[PROBLEM DESCRIPTION]
Write out the data again in full, exactly as it reads.

-- begin --

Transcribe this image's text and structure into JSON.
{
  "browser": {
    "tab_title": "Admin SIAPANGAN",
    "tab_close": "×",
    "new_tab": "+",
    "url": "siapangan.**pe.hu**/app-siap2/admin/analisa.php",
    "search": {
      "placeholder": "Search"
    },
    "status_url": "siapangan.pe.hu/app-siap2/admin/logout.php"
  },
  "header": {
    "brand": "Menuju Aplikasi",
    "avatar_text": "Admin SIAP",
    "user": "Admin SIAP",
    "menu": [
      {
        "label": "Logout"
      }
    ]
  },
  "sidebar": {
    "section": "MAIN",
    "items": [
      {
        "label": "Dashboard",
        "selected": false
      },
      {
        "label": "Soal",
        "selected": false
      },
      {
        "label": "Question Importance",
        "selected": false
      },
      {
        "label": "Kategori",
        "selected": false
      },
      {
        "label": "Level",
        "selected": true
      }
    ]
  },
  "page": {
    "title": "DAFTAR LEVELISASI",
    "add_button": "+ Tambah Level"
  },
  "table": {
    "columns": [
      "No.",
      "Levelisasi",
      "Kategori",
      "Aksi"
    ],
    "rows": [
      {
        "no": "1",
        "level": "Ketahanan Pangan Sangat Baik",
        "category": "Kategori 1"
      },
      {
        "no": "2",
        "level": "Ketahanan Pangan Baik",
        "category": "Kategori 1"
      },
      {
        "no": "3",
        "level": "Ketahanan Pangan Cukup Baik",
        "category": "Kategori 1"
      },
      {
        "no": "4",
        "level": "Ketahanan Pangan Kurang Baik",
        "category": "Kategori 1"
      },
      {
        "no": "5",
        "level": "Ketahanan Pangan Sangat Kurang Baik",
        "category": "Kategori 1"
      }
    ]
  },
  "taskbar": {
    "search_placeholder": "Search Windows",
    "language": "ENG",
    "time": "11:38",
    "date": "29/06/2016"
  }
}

-- end --

[ANSWER TO THE TASK]
Transcribe this image's text and structure into JSON.
{
  "browser": {
    "tab_title": "Admin SIAPANGAN",
    "tab_close": "×",
    "new_tab": "+",
    "url": "siapangan.**pe.hu**/app-siap2/admin/analisa.php",
    "search": {
      "placeholder": "Search"
    },
    "status_url": "siapangan.pe.hu/app-siap2/admin/logout.php"
  },
  "header": {
    "brand": "Menuju Aplikasi",
    "avatar_text": "Admin SIAP",
    "user": "Admin SIAP",
    "menu": [
      {
        "label": "Logout"
      }
    ]
  },
  "sidebar": {
    "section": "MAIN",
    "items": [
      {
        "label": "Dashboard",
        "selected": false
      },
      {
        "label": "Soal",
        "selected": false
      },
      {
        "label": "Question Importance",
        "selected": false
      },
      {
        "label": "Kategori",
        "selected": false
      },
      {
        "label": "Level",
        "selected": true
      }
    ]
  },
  "page": {
    "title": "DAFTAR LEVELISASI",
    "add_button": "+ Tambah Level"
  },
  "table": {
    "columns": [
      "No.",
      "Levelisasi",
      "Kategori",
      "Aksi"
    ],
    "rows": [
      {
        "no": "1",
        "level": "Ketahanan Pangan Sangat Baik",
        "category": "Kategori 1"
      },
      {
        "no": "2",
        "level": "Ketahanan Pangan Baik",
        "category": "Kategori 1"
      },
      {
        "no": "3",
        "level": "Ketahanan Pangan Cukup Baik",
        "category": "Kategori 1"
      },
      {
        "no": "4",
        "level": "Ketahanan Pangan Kurang Baik",
        "category": "Kategori 1"
      },
      {
        "no": "5",
        "level": "Ketahanan Pangan Sangat Kurang Baik",
        "category": "Kategori 1"
      }
    ]
  },
  "taskbar": {
    "search_placeholder": "Search Windows",
    "language": "ENG",
    "time": "11:38",
    "date": "29/06/2016"
  }
}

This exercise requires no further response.